[Dataset items]
··········

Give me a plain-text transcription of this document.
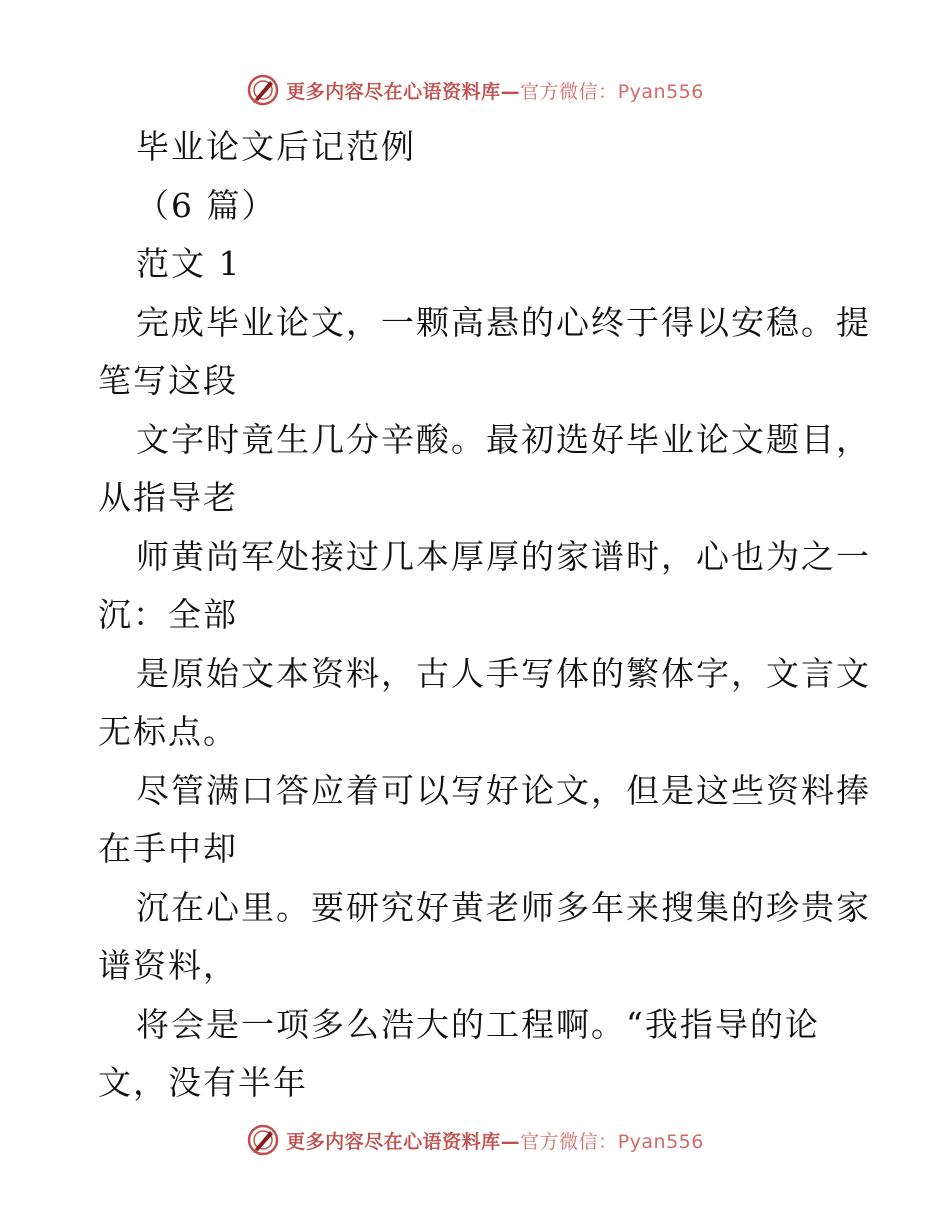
更多内容尽在心语资料库—官方微信：Pyan556
毕业论文后记范例
（6 篇）
范文 1
完成毕业论文，一颗高悬的心终于得以安稳。提
笔写这段
文字时竟生几分辛酸。最初选好毕业论文题目，
从指导老
师黄尚军处接过几本厚厚的家谱时，心也为之一
沉：全部
是原始文本资料，古人手写体的繁体字，文言文
无标点。
尽管满口答应着可以写好论文，但是这些资料捧
在手中却
沉在心里。要研究好黄老师多年来搜集的珍贵家
谱资料，
将会是一项多么浩大的工程啊。“我指导的论
文，没有半年
更多内容尽在心语资料库—官方微信：Pyan556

··········

> _Aim of the exercise_
Output a faithful copy of the data, with each picture left out.

> _Written solution_
Give me a plain-text transcription of this document.
更多内容尽在心语资料库—官方微信：Pyan556
毕业论文后记范例
（6 篇）
范文 1
完成毕业论文，一颗高悬的心终于得以安稳。提
笔写这段
文字时竟生几分辛酸。最初选好毕业论文题目，
从指导老
师黄尚军处接过几本厚厚的家谱时，心也为之一
沉：全部
是原始文本资料，古人手写体的繁体字，文言文
无标点。
尽管满口答应着可以写好论文，但是这些资料捧
在手中却
沉在心里。要研究好黄老师多年来搜集的珍贵家
谱资料，
将会是一项多么浩大的工程啊。“我指导的论
文，没有半年
更多内容尽在心语资料库—官方微信：Pyan556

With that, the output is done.